**WRITTEN TASK**
Looking at the data below, count the lines that contain the string "climatology". Write only the total.

## begin ENTRIES SUPPLIED

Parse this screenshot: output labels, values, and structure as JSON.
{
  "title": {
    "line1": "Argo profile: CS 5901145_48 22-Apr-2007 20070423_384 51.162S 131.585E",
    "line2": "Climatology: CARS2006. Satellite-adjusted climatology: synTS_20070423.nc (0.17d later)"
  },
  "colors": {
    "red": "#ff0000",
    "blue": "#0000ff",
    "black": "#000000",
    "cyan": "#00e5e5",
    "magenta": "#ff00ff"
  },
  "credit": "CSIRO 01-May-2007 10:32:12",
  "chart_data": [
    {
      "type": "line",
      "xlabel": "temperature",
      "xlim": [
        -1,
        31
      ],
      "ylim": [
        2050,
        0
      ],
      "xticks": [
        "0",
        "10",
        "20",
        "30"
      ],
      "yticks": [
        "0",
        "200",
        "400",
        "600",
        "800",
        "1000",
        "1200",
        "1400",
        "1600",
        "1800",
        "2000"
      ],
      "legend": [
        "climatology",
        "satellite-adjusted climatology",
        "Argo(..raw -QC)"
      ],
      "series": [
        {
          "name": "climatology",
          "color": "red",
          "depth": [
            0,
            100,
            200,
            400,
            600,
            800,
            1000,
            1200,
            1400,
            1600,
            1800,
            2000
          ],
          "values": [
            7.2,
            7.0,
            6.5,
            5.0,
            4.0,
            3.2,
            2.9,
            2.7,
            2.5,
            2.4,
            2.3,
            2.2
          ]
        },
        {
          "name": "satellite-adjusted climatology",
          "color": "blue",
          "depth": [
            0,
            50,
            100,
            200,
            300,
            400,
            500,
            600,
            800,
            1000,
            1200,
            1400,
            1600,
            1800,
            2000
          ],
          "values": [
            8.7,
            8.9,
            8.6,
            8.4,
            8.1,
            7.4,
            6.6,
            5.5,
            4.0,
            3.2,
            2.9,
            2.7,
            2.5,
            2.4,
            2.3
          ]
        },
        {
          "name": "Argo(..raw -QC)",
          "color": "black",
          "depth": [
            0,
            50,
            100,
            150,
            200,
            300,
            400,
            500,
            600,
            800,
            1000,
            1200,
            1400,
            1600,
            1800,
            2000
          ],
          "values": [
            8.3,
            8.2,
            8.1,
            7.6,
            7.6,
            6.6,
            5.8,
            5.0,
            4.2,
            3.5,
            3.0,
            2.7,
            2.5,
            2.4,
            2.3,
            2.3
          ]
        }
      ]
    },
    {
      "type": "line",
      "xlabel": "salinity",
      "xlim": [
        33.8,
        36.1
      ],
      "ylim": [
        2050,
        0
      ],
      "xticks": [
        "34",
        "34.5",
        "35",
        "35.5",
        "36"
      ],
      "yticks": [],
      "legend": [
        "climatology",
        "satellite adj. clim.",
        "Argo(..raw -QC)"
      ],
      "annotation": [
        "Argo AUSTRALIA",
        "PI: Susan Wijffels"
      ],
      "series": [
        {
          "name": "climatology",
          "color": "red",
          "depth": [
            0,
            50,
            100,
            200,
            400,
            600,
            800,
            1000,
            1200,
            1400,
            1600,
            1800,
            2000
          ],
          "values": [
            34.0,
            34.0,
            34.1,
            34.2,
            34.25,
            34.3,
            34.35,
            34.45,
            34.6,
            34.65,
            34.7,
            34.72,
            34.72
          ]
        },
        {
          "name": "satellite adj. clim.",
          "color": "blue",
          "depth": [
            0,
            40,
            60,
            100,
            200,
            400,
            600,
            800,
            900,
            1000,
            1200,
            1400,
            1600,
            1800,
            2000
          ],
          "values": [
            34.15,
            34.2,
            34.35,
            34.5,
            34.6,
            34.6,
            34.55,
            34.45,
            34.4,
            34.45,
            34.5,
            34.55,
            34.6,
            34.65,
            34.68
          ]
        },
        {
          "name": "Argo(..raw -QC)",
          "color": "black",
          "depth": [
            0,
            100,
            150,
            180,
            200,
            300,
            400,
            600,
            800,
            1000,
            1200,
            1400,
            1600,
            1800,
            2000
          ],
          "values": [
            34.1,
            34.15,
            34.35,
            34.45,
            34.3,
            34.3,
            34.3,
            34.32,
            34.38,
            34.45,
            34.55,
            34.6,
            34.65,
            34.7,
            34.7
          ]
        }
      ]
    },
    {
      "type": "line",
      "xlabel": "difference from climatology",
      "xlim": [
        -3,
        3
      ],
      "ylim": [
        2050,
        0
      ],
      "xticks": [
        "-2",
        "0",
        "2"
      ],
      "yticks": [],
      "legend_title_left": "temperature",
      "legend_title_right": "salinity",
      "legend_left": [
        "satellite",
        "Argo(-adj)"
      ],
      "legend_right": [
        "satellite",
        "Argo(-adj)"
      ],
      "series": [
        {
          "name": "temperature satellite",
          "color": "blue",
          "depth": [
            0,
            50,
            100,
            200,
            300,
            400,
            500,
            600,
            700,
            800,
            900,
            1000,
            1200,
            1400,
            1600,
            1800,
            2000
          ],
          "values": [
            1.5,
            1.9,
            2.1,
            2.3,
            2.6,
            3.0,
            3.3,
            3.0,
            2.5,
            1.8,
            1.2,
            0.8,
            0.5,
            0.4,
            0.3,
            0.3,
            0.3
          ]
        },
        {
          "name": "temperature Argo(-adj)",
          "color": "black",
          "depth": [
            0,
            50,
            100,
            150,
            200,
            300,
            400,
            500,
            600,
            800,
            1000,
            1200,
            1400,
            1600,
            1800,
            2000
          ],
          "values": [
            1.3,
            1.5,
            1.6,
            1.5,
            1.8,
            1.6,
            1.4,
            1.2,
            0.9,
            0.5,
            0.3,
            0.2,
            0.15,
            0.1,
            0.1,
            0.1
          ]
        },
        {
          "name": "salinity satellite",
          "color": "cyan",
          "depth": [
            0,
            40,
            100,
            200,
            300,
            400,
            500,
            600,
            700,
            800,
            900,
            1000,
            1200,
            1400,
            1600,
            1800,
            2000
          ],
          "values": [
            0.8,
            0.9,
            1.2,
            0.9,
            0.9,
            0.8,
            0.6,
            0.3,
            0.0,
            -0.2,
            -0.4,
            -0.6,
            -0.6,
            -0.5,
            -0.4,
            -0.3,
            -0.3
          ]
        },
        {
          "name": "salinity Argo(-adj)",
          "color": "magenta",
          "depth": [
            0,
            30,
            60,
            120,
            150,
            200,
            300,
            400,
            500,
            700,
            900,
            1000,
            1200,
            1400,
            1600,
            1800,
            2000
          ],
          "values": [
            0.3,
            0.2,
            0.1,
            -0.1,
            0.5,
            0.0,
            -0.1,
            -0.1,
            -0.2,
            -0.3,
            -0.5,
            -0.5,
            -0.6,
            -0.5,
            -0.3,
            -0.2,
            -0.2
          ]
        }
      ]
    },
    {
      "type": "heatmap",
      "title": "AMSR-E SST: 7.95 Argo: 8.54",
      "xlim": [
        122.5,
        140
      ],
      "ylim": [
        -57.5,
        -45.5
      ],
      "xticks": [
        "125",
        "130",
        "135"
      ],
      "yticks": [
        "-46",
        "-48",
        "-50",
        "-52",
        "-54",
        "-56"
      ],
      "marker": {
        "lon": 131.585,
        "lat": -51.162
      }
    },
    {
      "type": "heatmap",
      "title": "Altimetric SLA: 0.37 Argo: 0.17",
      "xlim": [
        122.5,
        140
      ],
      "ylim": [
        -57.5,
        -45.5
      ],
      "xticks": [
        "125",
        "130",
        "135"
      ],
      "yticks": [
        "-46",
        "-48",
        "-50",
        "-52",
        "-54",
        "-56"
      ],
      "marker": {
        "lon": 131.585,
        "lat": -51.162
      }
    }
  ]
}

## end ENTRIES SUPPLIED

**PROBLEM SOLUTION**
8